- _Document excerpt_:
-*-
Seq2Seq Model Architecture:

Encoder parameters: 6,130,944
Decoder parameters: 18,563,230
Total parameters: 24,694,174


## Training Functions

In [10]:
def train_epoch(model, dataloader, criterion, optimizer, clip, teacher_forcing_ratio):
    """Train for one epoch"""
    model.train()
    epoch_loss = 0
    
    for src, trg in tqdm(dataloader, desc="Training"):
        src, trg = src.to(device), trg.to(device)
        
        optimizer.zero_grad()
        
        # Forward pass
        output = model(src, trg, teacher_forcing_ratio)
        
        # output: (batch_size, trg_len, vocab_size)
        # trg: (batch_size, trg_len)
        
        # Reshape for loss calculation (ignore <SOS> token)
        output = output[:, 1:, :].contiguous().view(-1, output.shape[-1])
        trg = trg[:, 1:].contiguous().view(-1)
        
        # Calculate loss
        loss = criterion(output, trg)
        
        # Backward pass
        loss.backward()
        
        # Clip gradients
        torch.nn.utils.clip_grad_norm_(model.parameters(), clip)
        
        # Update weights
        optimizer.step()
        
        epoch_loss += loss.item()
    
    return epoch_loss / len(dataloader)

def evaluate(model, dataloader, criterion):
    """Evaluate the model"""
    model.eval()
    epoch_loss = 0
    
    with torch.no_grad():
        for src, trg in tqdm(dataloader, desc="Evaluating"):
            src, trg = src.to(device), trg.to(device)
            
            # Forward pass (no teacher forcing during evaluation)
            output = model(src, trg, teacher_forcing_ratio=0)
            
            # Reshape for loss calculation
            output = output[:, 1:, :].contiguous().view(-1, output.shape[-1])
            trg = trg[:, 1:].contiguous().view(-1)
            
            # Calculate loss
            loss = criterion(output, trg)
            
            epoch_loss += loss.item()
    
    return epoch_loss / len(dataloader)

def plot_history(train_losses, val_losses):
    """Plot training history"""
    plt.figure(figsize=(10, 6))
    plt.plot(train_losses, label='Train Loss', marker='o')
    plt.plot(val_losses, label='Validation Loss', marker='s')
    plt.xlabel('Epoch')
    plt.ylabel('Loss')
    plt.title('Seq2Seq with Attention - Training Progress')
    plt.legend()
    plt.grid(True)
    plt.show()

## Training Loop

In [11]:
# Training hyperparameters
EPOCHS = 10
LEARNING_RATE = 0.001
CLIP = 1
TEACHER_FORCING_RATIO = 0.5

# Loss and optimizer
criterion = nn.CrossEntropyLoss(ignore_index=fr_vocab.word2index[PAD_TOKEN])
optimizer = optim.Adam(model.parameters(), lr=LEARNING_RATE)

# Training history
train_losses = []
val_losses = []

print("Starting training...\n")

for epoch in range(EPOCHS):
    print(f"Epoch {epoch+1}/{EPOCHS}")
    
    # Train
    train_loss = train_epoch(model, train_loader, criterion, optimizer, CLIP, TEACHER_FORCING_RATIO)
    
    # Evaluate
    val_loss = evaluate(model, val_loader, criterion)
    
    # Save history
    train_losses.append(train_loss)
    val_losses.append(val_loss)
    
    print(f"Train Loss: {train_loss:.4f} | Val Loss: {val_loss:.4f}\n")

# Plot training history
plot_history(train_losses, val_losses)

Starting training...

Epoch 1/10


Training:   0%|          | 2/625 [00:49<4:19:10, 24.96s/it]


KeyboardInterrupt:
-*-
- _Set exercise_: Copy the Seq2Seq training code verbatim, starting at "# Training history" and running up to and including "evaluate(model, val_loader, criterion)".
-*-
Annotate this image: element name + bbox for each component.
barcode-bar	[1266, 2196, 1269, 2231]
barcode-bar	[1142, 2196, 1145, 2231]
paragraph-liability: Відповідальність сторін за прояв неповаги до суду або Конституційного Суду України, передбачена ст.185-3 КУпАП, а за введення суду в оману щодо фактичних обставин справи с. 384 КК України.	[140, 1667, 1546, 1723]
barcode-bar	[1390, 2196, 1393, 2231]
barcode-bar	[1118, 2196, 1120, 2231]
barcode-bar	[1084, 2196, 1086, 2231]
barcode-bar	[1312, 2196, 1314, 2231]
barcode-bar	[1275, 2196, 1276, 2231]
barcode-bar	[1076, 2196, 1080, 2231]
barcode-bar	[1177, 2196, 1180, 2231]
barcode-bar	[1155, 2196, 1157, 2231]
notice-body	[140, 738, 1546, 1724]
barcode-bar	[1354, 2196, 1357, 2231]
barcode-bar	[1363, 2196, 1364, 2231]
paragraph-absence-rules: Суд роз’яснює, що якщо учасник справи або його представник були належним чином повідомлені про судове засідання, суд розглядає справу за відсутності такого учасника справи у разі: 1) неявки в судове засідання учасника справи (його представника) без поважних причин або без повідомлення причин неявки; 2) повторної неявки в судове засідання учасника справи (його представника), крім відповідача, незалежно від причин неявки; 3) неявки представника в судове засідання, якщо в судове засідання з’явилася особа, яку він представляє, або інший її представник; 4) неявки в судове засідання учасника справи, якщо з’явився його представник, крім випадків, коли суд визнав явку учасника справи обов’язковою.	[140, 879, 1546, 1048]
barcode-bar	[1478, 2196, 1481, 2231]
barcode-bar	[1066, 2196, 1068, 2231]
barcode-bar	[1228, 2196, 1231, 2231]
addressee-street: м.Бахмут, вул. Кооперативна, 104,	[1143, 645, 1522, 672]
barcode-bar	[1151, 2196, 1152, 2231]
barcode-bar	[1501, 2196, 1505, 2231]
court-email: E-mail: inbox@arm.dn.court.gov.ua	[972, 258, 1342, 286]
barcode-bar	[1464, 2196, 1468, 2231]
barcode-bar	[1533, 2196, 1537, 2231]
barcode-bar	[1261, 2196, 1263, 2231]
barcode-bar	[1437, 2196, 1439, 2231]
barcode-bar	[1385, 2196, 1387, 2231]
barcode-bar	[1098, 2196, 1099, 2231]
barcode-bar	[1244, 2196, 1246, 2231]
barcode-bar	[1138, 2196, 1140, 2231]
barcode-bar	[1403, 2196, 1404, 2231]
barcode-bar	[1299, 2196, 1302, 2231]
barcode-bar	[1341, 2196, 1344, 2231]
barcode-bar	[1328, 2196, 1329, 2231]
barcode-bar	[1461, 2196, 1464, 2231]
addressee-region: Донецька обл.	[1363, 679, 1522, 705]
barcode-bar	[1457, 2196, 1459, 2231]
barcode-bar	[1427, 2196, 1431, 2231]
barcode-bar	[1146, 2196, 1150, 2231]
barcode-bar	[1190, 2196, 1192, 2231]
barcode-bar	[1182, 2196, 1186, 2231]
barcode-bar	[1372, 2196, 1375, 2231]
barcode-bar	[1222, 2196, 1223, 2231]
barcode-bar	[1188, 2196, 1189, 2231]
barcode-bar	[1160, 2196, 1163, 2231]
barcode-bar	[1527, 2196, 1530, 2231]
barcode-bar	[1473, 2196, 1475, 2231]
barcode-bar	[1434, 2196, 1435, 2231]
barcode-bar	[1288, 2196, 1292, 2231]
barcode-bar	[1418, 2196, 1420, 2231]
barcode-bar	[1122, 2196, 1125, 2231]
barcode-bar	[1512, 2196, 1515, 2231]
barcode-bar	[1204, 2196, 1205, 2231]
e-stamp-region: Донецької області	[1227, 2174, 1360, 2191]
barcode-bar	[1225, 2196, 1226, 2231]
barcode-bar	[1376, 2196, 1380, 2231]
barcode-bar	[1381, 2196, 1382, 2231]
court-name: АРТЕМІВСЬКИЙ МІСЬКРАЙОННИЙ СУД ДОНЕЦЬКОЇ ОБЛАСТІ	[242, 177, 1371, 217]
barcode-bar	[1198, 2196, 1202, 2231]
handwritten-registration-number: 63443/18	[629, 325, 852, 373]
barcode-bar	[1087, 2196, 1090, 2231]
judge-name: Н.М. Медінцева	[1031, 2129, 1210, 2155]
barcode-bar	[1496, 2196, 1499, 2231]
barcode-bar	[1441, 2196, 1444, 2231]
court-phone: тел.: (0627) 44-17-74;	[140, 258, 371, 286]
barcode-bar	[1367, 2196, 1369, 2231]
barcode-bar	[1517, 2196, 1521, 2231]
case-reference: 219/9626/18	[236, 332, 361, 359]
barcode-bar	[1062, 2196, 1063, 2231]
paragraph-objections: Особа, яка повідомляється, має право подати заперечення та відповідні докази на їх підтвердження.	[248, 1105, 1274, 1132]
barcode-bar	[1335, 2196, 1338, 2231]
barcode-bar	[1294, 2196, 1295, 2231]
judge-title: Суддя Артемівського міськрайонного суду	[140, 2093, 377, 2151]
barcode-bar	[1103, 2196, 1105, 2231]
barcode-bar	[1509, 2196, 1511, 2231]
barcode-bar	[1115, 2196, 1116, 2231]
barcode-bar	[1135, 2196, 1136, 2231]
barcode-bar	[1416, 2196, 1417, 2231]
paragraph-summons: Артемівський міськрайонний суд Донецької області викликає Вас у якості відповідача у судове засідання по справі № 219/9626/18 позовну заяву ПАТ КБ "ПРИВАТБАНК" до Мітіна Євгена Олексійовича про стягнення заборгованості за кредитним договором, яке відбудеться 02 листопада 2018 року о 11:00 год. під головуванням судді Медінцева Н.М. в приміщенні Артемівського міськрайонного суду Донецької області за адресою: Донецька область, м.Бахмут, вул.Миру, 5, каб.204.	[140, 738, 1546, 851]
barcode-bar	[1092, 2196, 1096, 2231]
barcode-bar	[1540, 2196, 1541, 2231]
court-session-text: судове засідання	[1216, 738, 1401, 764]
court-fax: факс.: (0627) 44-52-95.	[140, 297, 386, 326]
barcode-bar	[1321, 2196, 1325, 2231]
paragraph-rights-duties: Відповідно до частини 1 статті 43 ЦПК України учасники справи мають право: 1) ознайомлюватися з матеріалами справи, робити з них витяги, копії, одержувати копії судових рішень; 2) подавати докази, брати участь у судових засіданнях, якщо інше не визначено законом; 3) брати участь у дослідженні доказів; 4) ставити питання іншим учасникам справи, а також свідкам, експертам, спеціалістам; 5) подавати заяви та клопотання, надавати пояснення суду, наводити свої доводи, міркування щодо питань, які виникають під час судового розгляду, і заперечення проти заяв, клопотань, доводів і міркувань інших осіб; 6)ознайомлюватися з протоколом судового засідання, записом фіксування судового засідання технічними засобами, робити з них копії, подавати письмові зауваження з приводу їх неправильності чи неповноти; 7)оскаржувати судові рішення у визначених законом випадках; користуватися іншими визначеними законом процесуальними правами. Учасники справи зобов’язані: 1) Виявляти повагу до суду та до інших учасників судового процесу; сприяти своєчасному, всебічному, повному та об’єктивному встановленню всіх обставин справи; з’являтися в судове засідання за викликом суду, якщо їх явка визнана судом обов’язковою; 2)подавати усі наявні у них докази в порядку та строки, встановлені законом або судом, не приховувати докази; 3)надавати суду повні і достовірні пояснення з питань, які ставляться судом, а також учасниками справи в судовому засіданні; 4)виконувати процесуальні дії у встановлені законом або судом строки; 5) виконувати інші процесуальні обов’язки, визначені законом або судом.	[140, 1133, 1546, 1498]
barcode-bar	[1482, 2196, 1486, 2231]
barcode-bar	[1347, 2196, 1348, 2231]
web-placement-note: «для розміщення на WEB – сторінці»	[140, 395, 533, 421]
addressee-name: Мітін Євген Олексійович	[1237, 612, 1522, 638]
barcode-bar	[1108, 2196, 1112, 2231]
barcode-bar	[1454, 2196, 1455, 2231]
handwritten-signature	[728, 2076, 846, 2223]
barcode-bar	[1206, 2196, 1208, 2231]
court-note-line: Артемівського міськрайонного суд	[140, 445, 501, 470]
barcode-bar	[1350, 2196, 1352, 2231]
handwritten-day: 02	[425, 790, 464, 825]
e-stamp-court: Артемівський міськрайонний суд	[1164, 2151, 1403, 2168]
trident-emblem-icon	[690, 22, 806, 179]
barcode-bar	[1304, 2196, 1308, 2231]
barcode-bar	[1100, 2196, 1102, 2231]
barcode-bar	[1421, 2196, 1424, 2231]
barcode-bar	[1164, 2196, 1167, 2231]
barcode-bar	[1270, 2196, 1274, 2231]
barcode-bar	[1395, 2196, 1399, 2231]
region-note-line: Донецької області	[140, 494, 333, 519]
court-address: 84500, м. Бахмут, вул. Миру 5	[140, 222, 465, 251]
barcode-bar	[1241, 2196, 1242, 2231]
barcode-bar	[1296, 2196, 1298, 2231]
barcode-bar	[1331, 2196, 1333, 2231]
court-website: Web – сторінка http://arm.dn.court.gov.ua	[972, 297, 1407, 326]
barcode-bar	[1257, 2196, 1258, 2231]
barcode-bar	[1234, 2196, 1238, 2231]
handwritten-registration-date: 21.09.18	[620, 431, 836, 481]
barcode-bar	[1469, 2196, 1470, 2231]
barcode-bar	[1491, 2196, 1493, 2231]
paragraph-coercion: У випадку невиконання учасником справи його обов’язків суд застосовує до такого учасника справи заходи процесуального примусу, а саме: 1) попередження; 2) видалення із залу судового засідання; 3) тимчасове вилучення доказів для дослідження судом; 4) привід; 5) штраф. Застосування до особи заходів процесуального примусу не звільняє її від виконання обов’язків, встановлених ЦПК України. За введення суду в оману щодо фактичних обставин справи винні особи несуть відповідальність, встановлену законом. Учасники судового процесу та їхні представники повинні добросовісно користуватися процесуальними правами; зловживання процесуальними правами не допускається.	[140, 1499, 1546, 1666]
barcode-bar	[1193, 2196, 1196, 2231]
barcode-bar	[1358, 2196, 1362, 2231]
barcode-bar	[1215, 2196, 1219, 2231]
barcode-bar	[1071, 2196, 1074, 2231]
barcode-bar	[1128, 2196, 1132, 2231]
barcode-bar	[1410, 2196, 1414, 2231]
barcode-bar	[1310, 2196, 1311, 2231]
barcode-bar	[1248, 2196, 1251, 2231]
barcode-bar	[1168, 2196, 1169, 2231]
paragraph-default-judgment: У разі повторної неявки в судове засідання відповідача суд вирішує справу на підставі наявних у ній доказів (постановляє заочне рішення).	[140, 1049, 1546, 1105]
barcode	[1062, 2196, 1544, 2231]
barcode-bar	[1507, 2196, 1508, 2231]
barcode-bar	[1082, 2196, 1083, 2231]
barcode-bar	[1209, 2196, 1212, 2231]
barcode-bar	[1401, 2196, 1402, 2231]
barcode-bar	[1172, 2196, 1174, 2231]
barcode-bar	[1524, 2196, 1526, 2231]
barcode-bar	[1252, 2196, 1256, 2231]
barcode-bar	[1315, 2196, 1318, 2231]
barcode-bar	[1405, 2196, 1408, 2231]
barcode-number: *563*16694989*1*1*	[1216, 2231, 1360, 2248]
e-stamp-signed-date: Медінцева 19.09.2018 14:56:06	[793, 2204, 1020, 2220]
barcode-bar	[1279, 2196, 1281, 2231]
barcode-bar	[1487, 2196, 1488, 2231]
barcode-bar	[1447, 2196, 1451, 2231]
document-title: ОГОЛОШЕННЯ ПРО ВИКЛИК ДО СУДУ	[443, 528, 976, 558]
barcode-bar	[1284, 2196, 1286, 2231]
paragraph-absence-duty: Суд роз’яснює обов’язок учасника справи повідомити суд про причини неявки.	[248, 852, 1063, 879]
-*-
- _Exercise answer_:
# Training history
train_losses = []
val_losses = []

print("Starting training...\n")

for epoch in range(EPOCHS):
    print(f"Epoch {epoch+1}/{EPOCHS}")
    
    # Train
    train_loss = train_epoch(model, train_loader, criterion, optimizer, CLIP, TEACHER_FORCING_RATIO)
    
    # Evaluate
    val_loss = evaluate(model, val_loader, criterion)